** start **

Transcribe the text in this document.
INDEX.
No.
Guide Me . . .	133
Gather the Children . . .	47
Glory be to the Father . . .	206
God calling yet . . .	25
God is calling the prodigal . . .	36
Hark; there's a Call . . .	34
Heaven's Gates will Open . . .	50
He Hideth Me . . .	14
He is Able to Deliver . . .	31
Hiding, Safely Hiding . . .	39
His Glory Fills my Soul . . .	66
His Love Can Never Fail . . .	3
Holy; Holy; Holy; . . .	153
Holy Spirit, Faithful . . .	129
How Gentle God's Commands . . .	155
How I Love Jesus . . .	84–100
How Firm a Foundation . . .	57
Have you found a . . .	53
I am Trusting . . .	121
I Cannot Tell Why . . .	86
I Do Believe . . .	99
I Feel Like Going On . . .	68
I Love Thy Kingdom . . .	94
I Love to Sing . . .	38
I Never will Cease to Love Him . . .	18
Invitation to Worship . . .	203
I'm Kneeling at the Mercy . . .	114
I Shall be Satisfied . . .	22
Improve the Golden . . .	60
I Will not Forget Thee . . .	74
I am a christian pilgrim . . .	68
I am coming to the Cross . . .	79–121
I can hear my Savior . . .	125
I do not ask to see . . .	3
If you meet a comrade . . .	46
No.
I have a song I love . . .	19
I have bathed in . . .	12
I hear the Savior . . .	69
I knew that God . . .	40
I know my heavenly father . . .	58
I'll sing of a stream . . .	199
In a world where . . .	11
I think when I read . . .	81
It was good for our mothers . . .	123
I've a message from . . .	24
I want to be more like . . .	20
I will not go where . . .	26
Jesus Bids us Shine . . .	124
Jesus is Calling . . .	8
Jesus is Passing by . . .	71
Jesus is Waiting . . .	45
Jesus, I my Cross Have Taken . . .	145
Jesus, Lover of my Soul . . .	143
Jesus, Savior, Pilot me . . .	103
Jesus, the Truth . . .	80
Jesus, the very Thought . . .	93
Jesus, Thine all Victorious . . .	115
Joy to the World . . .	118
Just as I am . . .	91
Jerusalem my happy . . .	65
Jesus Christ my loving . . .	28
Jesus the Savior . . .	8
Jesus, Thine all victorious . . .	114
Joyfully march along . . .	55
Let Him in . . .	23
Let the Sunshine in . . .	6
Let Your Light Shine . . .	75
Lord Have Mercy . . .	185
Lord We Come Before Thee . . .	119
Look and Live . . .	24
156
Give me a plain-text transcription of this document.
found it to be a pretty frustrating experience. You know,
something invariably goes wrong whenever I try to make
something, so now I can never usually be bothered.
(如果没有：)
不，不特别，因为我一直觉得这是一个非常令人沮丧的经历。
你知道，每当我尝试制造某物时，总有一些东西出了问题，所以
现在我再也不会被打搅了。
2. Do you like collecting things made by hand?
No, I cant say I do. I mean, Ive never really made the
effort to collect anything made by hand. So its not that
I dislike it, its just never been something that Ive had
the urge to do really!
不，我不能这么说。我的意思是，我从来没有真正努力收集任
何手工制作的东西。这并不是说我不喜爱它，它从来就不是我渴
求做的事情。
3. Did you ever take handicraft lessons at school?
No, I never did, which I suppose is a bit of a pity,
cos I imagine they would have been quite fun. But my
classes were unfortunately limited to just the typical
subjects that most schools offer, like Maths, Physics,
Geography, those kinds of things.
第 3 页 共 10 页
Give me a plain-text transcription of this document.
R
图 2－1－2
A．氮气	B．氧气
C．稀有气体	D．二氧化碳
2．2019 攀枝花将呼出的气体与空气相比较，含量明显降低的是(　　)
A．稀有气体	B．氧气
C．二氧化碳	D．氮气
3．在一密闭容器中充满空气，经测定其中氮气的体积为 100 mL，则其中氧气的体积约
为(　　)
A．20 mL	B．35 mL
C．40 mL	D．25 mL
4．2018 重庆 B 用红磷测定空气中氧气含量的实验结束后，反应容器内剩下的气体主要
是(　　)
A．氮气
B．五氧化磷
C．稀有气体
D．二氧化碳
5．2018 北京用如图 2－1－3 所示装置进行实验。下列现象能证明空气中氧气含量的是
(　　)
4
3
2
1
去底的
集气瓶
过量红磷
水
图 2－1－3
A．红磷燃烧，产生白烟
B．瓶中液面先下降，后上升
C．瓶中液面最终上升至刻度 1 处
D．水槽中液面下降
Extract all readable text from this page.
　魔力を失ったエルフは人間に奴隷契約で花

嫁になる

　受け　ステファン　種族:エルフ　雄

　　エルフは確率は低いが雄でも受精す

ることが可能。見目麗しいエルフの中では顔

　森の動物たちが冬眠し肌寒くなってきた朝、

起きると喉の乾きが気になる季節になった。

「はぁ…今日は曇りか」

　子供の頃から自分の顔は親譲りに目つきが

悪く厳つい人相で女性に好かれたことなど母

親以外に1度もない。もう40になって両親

** end **

Short problem: Return each line in the records that holds the string "Cross".

Solution for this task:
I am coming to the Cross . . .	79–121
Jesus, I my Cross Have Taken . . .	145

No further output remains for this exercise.